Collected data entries
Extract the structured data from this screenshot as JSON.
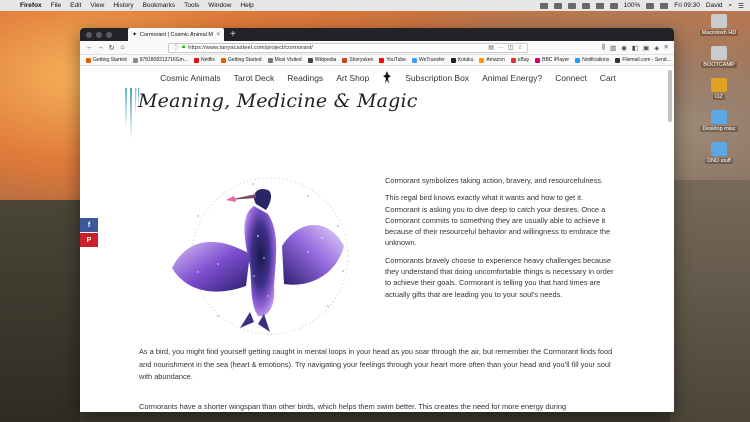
{
  "menubar": {
    "app": "Firefox",
    "items": [
      "File",
      "Edit",
      "View",
      "History",
      "Bookmarks",
      "Tools",
      "Window",
      "Help"
    ],
    "battery": "100%",
    "clock": "Fri 09:30",
    "user": "David"
  },
  "desktop": {
    "icons": [
      {
        "name": "Macintosh HD",
        "color": "#c9cbcf"
      },
      {
        "name": "BOOTCAMP",
        "color": "#c9cbcf"
      },
      {
        "name": "OZ",
        "color": "#e0a020"
      },
      {
        "name": "Desktop misc",
        "color": "#5aa8e6"
      },
      {
        "name": "DND stuff",
        "color": "#5aa8e6"
      }
    ]
  },
  "browser": {
    "tab_title": "Cormorant | Cosmic Animal Me",
    "url": "https://www.tanyacasteel.com/project/cormorant/",
    "bookmarks": [
      {
        "label": "Getting Started",
        "color": "#e66000"
      },
      {
        "label": "9781808213716Gm...",
        "color": "#8a8a8a"
      },
      {
        "label": "Netflix",
        "color": "#e50914"
      },
      {
        "label": "Getting Started",
        "color": "#e66000"
      },
      {
        "label": "Most Visited",
        "color": "#777777"
      },
      {
        "label": "Wikipedia",
        "color": "#444444"
      },
      {
        "label": "Shoryuken",
        "color": "#d04020"
      },
      {
        "label": "YouTube",
        "color": "#ff0000"
      },
      {
        "label": "WeTransfer",
        "color": "#409fff"
      },
      {
        "label": "Kotaku",
        "color": "#222222"
      },
      {
        "label": "Amazon",
        "color": "#ff9900"
      },
      {
        "label": "eBay",
        "color": "#e53238"
      },
      {
        "label": "BBC iPlayer",
        "color": "#d0006f"
      },
      {
        "label": "Notifications",
        "color": "#1da1f2"
      },
      {
        "label": "Filemail.com - Send...",
        "color": "#333333"
      }
    ]
  },
  "site": {
    "nav": [
      "Cosmic Animals",
      "Tarot Deck",
      "Readings",
      "Art Shop",
      "Subscription Box",
      "Animal Energy?",
      "Connect",
      "Cart"
    ],
    "heading": "Meaning, Medicine & Magic",
    "right_paragraphs": [
      "Cormorant symbolizes taking action, bravery, and resourcefulness.",
      "This regal bird knows exactly what it wants and how to get it. Cormorant is asking you to dive deep to catch your desires. Once a Cormorant commits to something they are usually able to achieve it because of their resourceful behavior and willingness to embrace the unknown.",
      "Cormorants bravely choose to experience heavy challenges because they understand that doing uncomfortable things is necessary in order to achieve their goals. Cormorant is telling you that hard times are actually gifts that are leading you to your soul’s needs."
    ],
    "wide_paragraphs": [
      "As a bird, you might find yourself getting caught in mental loops in your head as you soar through the air, but remember the Cormorant finds food and nourishment in the sea (heart & emotions). Try navigating your feelings through your heart more often than your head and you’ll fill your soul with abundance.",
      "Cormorants have a shorter wingspan than other birds, which helps them swim better. This creates the need for more energy during"
    ],
    "share": {
      "facebook": "f",
      "pinterest": "P"
    }
  }
}
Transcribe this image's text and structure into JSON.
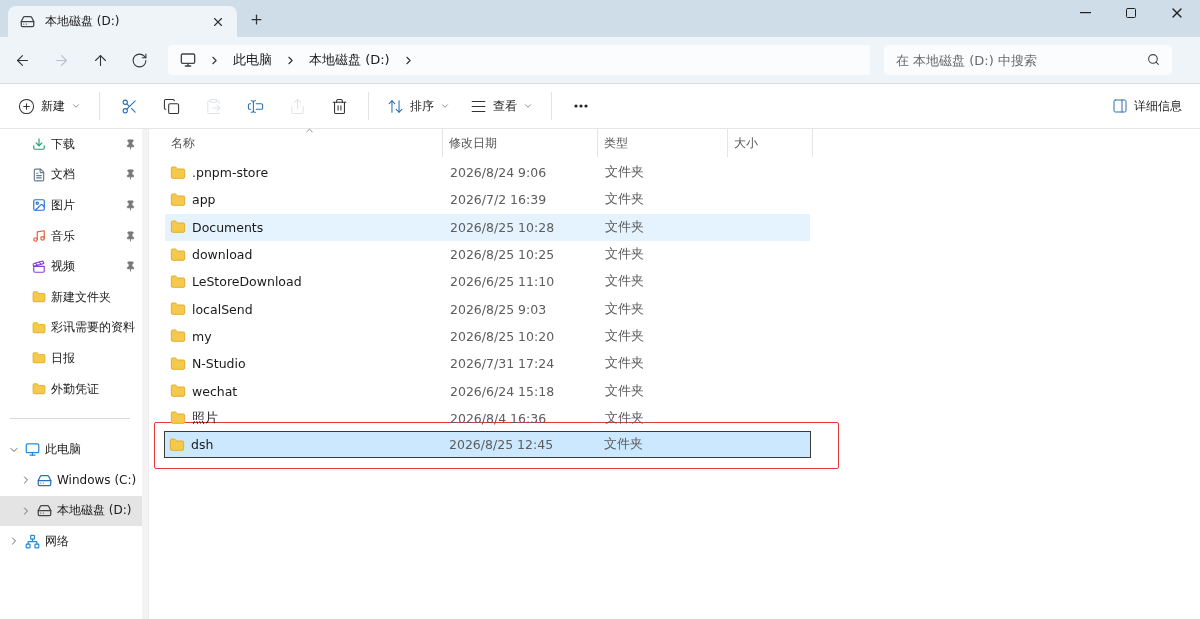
{
  "tab": {
    "title": "本地磁盘 (D:)"
  },
  "address": {
    "path": [
      "此电脑",
      "本地磁盘 (D:)"
    ]
  },
  "search": {
    "placeholder": "在 本地磁盘 (D:) 中搜索"
  },
  "nav": [
    {
      "kind": "back",
      "disabled": false
    },
    {
      "kind": "forward",
      "disabled": true
    },
    {
      "kind": "up",
      "disabled": false
    },
    {
      "kind": "refresh",
      "disabled": false
    }
  ],
  "toolbar": [
    {
      "kind": "new",
      "label": "新建",
      "disabled": false
    },
    {
      "kind": "cut",
      "disabled": false
    },
    {
      "kind": "copy",
      "disabled": false
    },
    {
      "kind": "paste",
      "disabled": true
    },
    {
      "kind": "rename",
      "disabled": false
    },
    {
      "kind": "share",
      "disabled": true
    },
    {
      "kind": "delete",
      "disabled": false
    },
    {
      "kind": "sort",
      "label": "排序",
      "disabled": false
    },
    {
      "kind": "view",
      "label": "查看",
      "disabled": false
    },
    {
      "kind": "more",
      "disabled": false
    }
  ],
  "details_button": {
    "label": "详细信息"
  },
  "quick_access": [
    {
      "kind": "downloads",
      "label": "下载",
      "pinned": true
    },
    {
      "kind": "documents",
      "label": "文档",
      "pinned": true
    },
    {
      "kind": "pictures",
      "label": "图片",
      "pinned": true
    },
    {
      "kind": "music",
      "label": "音乐",
      "pinned": true
    },
    {
      "kind": "videos",
      "label": "视频",
      "pinned": true
    },
    {
      "kind": "folder",
      "label": "新建文件夹",
      "pinned": false
    },
    {
      "kind": "folder",
      "label": "彩讯需要的资料",
      "pinned": false
    },
    {
      "kind": "folder",
      "label": "日报",
      "pinned": false
    },
    {
      "kind": "folder",
      "label": "外勤凭证",
      "pinned": false
    }
  ],
  "tree": [
    {
      "kind": "pc",
      "label": "此电脑",
      "expanded": true,
      "selected": false,
      "children": [
        {
          "kind": "drive-c",
          "label": "Windows (C:)",
          "expanded": false,
          "selected": false
        },
        {
          "kind": "drive-d",
          "label": "本地磁盘 (D:)",
          "expanded": false,
          "selected": true
        }
      ]
    },
    {
      "kind": "network",
      "label": "网络",
      "expanded": false,
      "selected": false
    }
  ],
  "columns": [
    {
      "label": "名称",
      "sorted": true
    },
    {
      "label": "修改日期",
      "sorted": false
    },
    {
      "label": "类型",
      "sorted": false
    },
    {
      "label": "大小",
      "sorted": false
    }
  ],
  "rows": [
    {
      "name": ".pnpm-store",
      "date": "2026/8/24 9:06",
      "type": "文件夹",
      "hovered": false,
      "selected": false,
      "annotated": false
    },
    {
      "name": "app",
      "date": "2026/7/2 16:39",
      "type": "文件夹",
      "hovered": false,
      "selected": false,
      "annotated": false
    },
    {
      "name": "Documents",
      "date": "2026/8/25 10:28",
      "type": "文件夹",
      "hovered": true,
      "selected": false,
      "annotated": false
    },
    {
      "name": "download",
      "date": "2026/8/25 10:25",
      "type": "文件夹",
      "hovered": false,
      "selected": false,
      "annotated": false
    },
    {
      "name": "LeStoreDownload",
      "date": "2026/6/25 11:10",
      "type": "文件夹",
      "hovered": false,
      "selected": false,
      "annotated": false
    },
    {
      "name": "localSend",
      "date": "2026/8/25 9:03",
      "type": "文件夹",
      "hovered": false,
      "selected": false,
      "annotated": false
    },
    {
      "name": "my",
      "date": "2026/8/25 10:20",
      "type": "文件夹",
      "hovered": false,
      "selected": false,
      "annotated": false
    },
    {
      "name": "N-Studio",
      "date": "2026/7/31 17:24",
      "type": "文件夹",
      "hovered": false,
      "selected": false,
      "annotated": false
    },
    {
      "name": "wechat",
      "date": "2026/6/24 15:18",
      "type": "文件夹",
      "hovered": false,
      "selected": false,
      "annotated": false
    },
    {
      "name": "照片",
      "date": "2026/8/4 16:36",
      "type": "文件夹",
      "hovered": false,
      "selected": false,
      "annotated": false
    },
    {
      "name": "dsh",
      "date": "2026/8/25 12:45",
      "type": "文件夹",
      "hovered": false,
      "selected": true,
      "annotated": true
    }
  ]
}
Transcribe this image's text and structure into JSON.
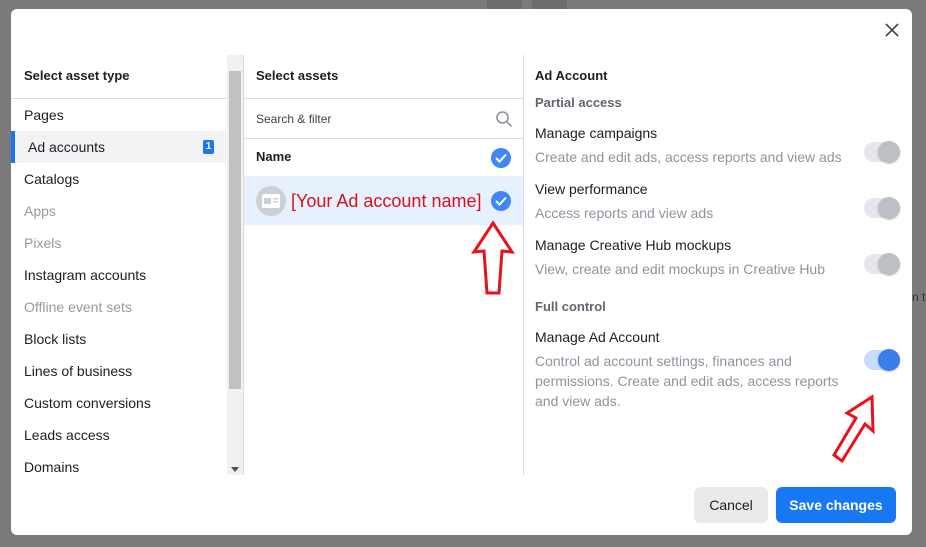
{
  "background": {
    "peek_text": "n t"
  },
  "dialog": {
    "close_icon": "close-icon",
    "left": {
      "title": "Select asset type",
      "items": [
        {
          "label": "Pages",
          "state": "normal"
        },
        {
          "label": "Ad accounts",
          "state": "selected",
          "badge": "1"
        },
        {
          "label": "Catalogs",
          "state": "normal"
        },
        {
          "label": "Apps",
          "state": "disabled"
        },
        {
          "label": "Pixels",
          "state": "disabled"
        },
        {
          "label": "Instagram accounts",
          "state": "normal"
        },
        {
          "label": "Offline event sets",
          "state": "disabled"
        },
        {
          "label": "Block lists",
          "state": "normal"
        },
        {
          "label": "Lines of business",
          "state": "normal"
        },
        {
          "label": "Custom conversions",
          "state": "normal"
        },
        {
          "label": "Leads access",
          "state": "normal"
        },
        {
          "label": "Domains",
          "state": "normal"
        }
      ]
    },
    "middle": {
      "title": "Select assets",
      "search_placeholder": "Search & filter",
      "name_header": "Name",
      "asset_name": "[Your Ad account name]"
    },
    "right": {
      "title": "Ad Account",
      "partial_title": "Partial access",
      "full_title": "Full control",
      "permissions": [
        {
          "title": "Manage campaigns",
          "desc": "Create and edit ads, access reports and view ads",
          "enabled": false
        },
        {
          "title": "View performance",
          "desc": "Access reports and view ads",
          "enabled": false
        },
        {
          "title": "Manage Creative Hub mockups",
          "desc": "View, create and edit mockups in Creative Hub",
          "enabled": false
        }
      ],
      "full_permission": {
        "title": "Manage Ad Account",
        "desc": "Control ad account settings, finances and permissions. Create and edit ads, access reports and view ads.",
        "enabled": true
      }
    },
    "footer": {
      "cancel_label": "Cancel",
      "save_label": "Save changes"
    }
  },
  "colors": {
    "accent": "#1877f2",
    "annotation": "#e8111c",
    "toggle_on": "#3b7de9"
  }
}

▶ [STATED EXERCISE]: From the entries above, extract every line where the word "Cosmic" appears.

▶ [SOLUTION TO THE PROBLEM]:
    "tab_title": "Cormorant | Cosmic Animal Me",
      "Cosmic Animals",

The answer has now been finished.